Source data:
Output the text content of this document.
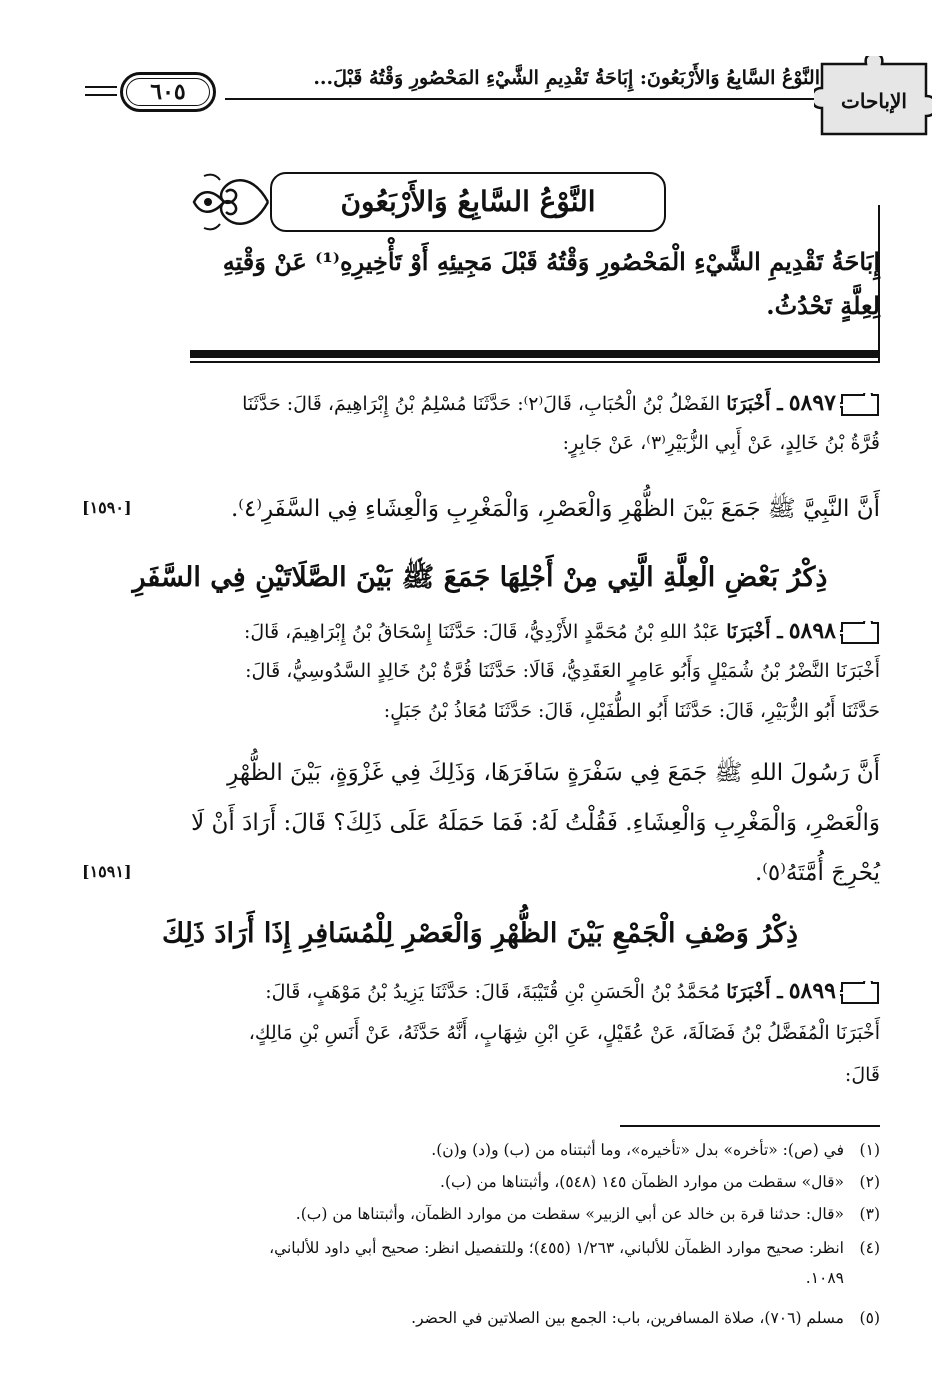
النَّوْعُ السَّابِعُ وَالأَرْبَعُونَ: إِبَاحَةُ تَقْدِيمِ الشَّيْءِ المَحْصُورِ وَقْتُهُ قَبْلَ...
٦٠٥	الإباحات
النَّوْعُ السَّابِعُ وَالأَرْبَعُونَ
إِبَاحَةُ تَقْدِيمِ الشَّيْءِ الْمَحْصُورِ وَقْتُهُ قَبْلَ مَجِيئِهِ أَوْ تَأْخِيرِهِ⁽¹⁾ عَنْ وَقْتِهِ
لِعِلَّةٍ تَحْدُثُ.
٥٨٩٧ ـ أَخْبَرَنَا الفَضْلُ بْنُ الْحُبَابِ، قَالَ⁽٢⁾: حَدَّثَنَا مُسْلِمُ بْنُ إِبْرَاهِيمَ، قَالَ: حَدَّثَنَا
قُرَّةُ بْنُ خَالِدٍ، عَنْ أَبِي الزُّبَيْرِ⁽٣⁾، عَنْ جَابِرٍ:
أَنَّ النَّبِيَّ ﷺ جَمَعَ بَيْنَ الظُّهْرِ وَالْعَصْرِ، وَالْمَغْرِبِ وَالْعِشَاءِ فِي السَّفَرِ⁽٤⁾.
[١٥٩٠]
ذِكْرُ بَعْضِ الْعِلَّةِ الَّتِي مِنْ أَجْلِهَا جَمَعَ ﷺ بَيْنَ الصَّلَاتَيْنِ فِي السَّفَرِ
٥٨٩٨ ـ أَخْبَرَنَا عَبْدُ اللهِ بْنُ مُحَمَّدٍ الأَزْدِيُّ، قَالَ: حَدَّثَنَا إِسْحَاقُ بْنُ إِبْرَاهِيمَ، قَالَ:
أَخْبَرَنَا النَّضْرُ بْنُ شُمَيْلٍ وَأَبُو عَامِرٍ العَقَدِيُّ، قَالَا: حَدَّثَنَا قُرَّةُ بْنُ خَالِدٍ السَّدُوسِيُّ، قَالَ:
حَدَّثَنَا أَبُو الزُّبَيْرِ، قَالَ: حَدَّثَنَا أَبُو الطُّفَيْلِ، قَالَ: حَدَّثَنَا مُعَاذُ بْنُ جَبَلٍ:
أَنَّ رَسُولَ اللهِ ﷺ جَمَعَ فِي سَفْرَةٍ سَافَرَهَا، وَذَلِكَ فِي غَزْوَةٍ، بَيْنَ الظُّهْرِ
وَالْعَصْرِ، وَالْمَغْرِبِ وَالْعِشَاءِ. فَقُلْتُ لَهُ: فَمَا حَمَلَهُ عَلَى ذَلِكَ؟ قَالَ: أَرَادَ أَنْ لَا
يُحْرِجَ أُمَّتَهُ⁽٥⁾.
[١٥٩١]
ذِكْرُ وَصْفِ الْجَمْعِ بَيْنَ الظُّهْرِ وَالْعَصْرِ لِلْمُسَافِرِ إِذَا أَرَادَ ذَلِكَ
٥٨٩٩ ـ أَخْبَرَنَا مُحَمَّدُ بْنُ الْحَسَنِ بْنِ قُتَيْبَةَ، قَالَ: حَدَّثَنَا يَزِيدُ بْنُ مَوْهَبٍ، قَالَ:
أَخْبَرَنَا الْمُفَضَّلُ بْنُ فَضَالَةَ، عَنْ عُقَيْلٍ، عَنِ ابْنِ شِهَابٍ، أَنَّهُ حَدَّثَهُ، عَنْ أَنَسِ بْنِ مَالِكٍ،
قَالَ:
(١)في (ص): «تأخره» بدل «تأخيره»، وما أثبتناه من (ب) و(د) و(ن).
(٢)«قال» سقطت من موارد الظمآن ١٤٥ (٥٤٨)، وأثبتناها من (ب).
(٣)«قال: حدثنا قرة بن خالد عن أبي الزبير» سقطت من موارد الظمآن، وأثبتناها من (ب).
(٤)انظر: صحيح موارد الظمآن للألباني، ١/٢٦٣ (٤٥٥)؛ وللتفصيل انظر: صحيح أبي داود للألباني،
١٠٨٩.
(٥)مسلم (٧٠٦)، صلاة المسافرين، باب: الجمع بين الصلاتين في الحضر.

[What is asked]: Using the data above, write out every line exactly, leaving the images behind.

[Right answer]:
Output the text content of this document.
النَّوْعُ السَّابِعُ وَالأَرْبَعُونَ: إِبَاحَةُ تَقْدِيمِ الشَّيْءِ المَحْصُورِ وَقْتُهُ قَبْلَ...
٦٠٥	الإباحات
النَّوْعُ السَّابِعُ وَالأَرْبَعُونَ
إِبَاحَةُ تَقْدِيمِ الشَّيْءِ الْمَحْصُورِ وَقْتُهُ قَبْلَ مَجِيئِهِ أَوْ تَأْخِيرِهِ⁽¹⁾ عَنْ وَقْتِهِ
لِعِلَّةٍ تَحْدُثُ.
٥٨٩٧ ـ أَخْبَرَنَا الفَضْلُ بْنُ الْحُبَابِ، قَالَ⁽٢⁾: حَدَّثَنَا مُسْلِمُ بْنُ إِبْرَاهِيمَ، قَالَ: حَدَّثَنَا
قُرَّةُ بْنُ خَالِدٍ، عَنْ أَبِي الزُّبَيْرِ⁽٣⁾، عَنْ جَابِرٍ:
أَنَّ النَّبِيَّ ﷺ جَمَعَ بَيْنَ الظُّهْرِ وَالْعَصْرِ، وَالْمَغْرِبِ وَالْعِشَاءِ فِي السَّفَرِ⁽٤⁾.
[١٥٩٠]
ذِكْرُ بَعْضِ الْعِلَّةِ الَّتِي مِنْ أَجْلِهَا جَمَعَ ﷺ بَيْنَ الصَّلَاتَيْنِ فِي السَّفَرِ
٥٨٩٨ ـ أَخْبَرَنَا عَبْدُ اللهِ بْنُ مُحَمَّدٍ الأَزْدِيُّ، قَالَ: حَدَّثَنَا إِسْحَاقُ بْنُ إِبْرَاهِيمَ، قَالَ:
أَخْبَرَنَا النَّضْرُ بْنُ شُمَيْلٍ وَأَبُو عَامِرٍ العَقَدِيُّ، قَالَا: حَدَّثَنَا قُرَّةُ بْنُ خَالِدٍ السَّدُوسِيُّ، قَالَ:
حَدَّثَنَا أَبُو الزُّبَيْرِ، قَالَ: حَدَّثَنَا أَبُو الطُّفَيْلِ، قَالَ: حَدَّثَنَا مُعَاذُ بْنُ جَبَلٍ:
أَنَّ رَسُولَ اللهِ ﷺ جَمَعَ فِي سَفْرَةٍ سَافَرَهَا، وَذَلِكَ فِي غَزْوَةٍ، بَيْنَ الظُّهْرِ
وَالْعَصْرِ، وَالْمَغْرِبِ وَالْعِشَاءِ. فَقُلْتُ لَهُ: فَمَا حَمَلَهُ عَلَى ذَلِكَ؟ قَالَ: أَرَادَ أَنْ لَا
يُحْرِجَ أُمَّتَهُ⁽٥⁾.
[١٥٩١]
ذِكْرُ وَصْفِ الْجَمْعِ بَيْنَ الظُّهْرِ وَالْعَصْرِ لِلْمُسَافِرِ إِذَا أَرَادَ ذَلِكَ
٥٨٩٩ ـ أَخْبَرَنَا مُحَمَّدُ بْنُ الْحَسَنِ بْنِ قُتَيْبَةَ، قَالَ: حَدَّثَنَا يَزِيدُ بْنُ مَوْهَبٍ، قَالَ:
أَخْبَرَنَا الْمُفَضَّلُ بْنُ فَضَالَةَ، عَنْ عُقَيْلٍ، عَنِ ابْنِ شِهَابٍ، أَنَّهُ حَدَّثَهُ، عَنْ أَنَسِ بْنِ مَالِكٍ،
قَالَ:
(١)في (ص): «تأخره» بدل «تأخيره»، وما أثبتناه من (ب) و(د) و(ن).
(٢)«قال» سقطت من موارد الظمآن ١٤٥ (٥٤٨)، وأثبتناها من (ب).
(٣)«قال: حدثنا قرة بن خالد عن أبي الزبير» سقطت من موارد الظمآن، وأثبتناها من (ب).
(٤)انظر: صحيح موارد الظمآن للألباني، ١/٢٦٣ (٤٥٥)؛ وللتفصيل انظر: صحيح أبي داود للألباني،
١٠٨٩.
(٥)مسلم (٧٠٦)، صلاة المسافرين، باب: الجمع بين الصلاتين في الحضر.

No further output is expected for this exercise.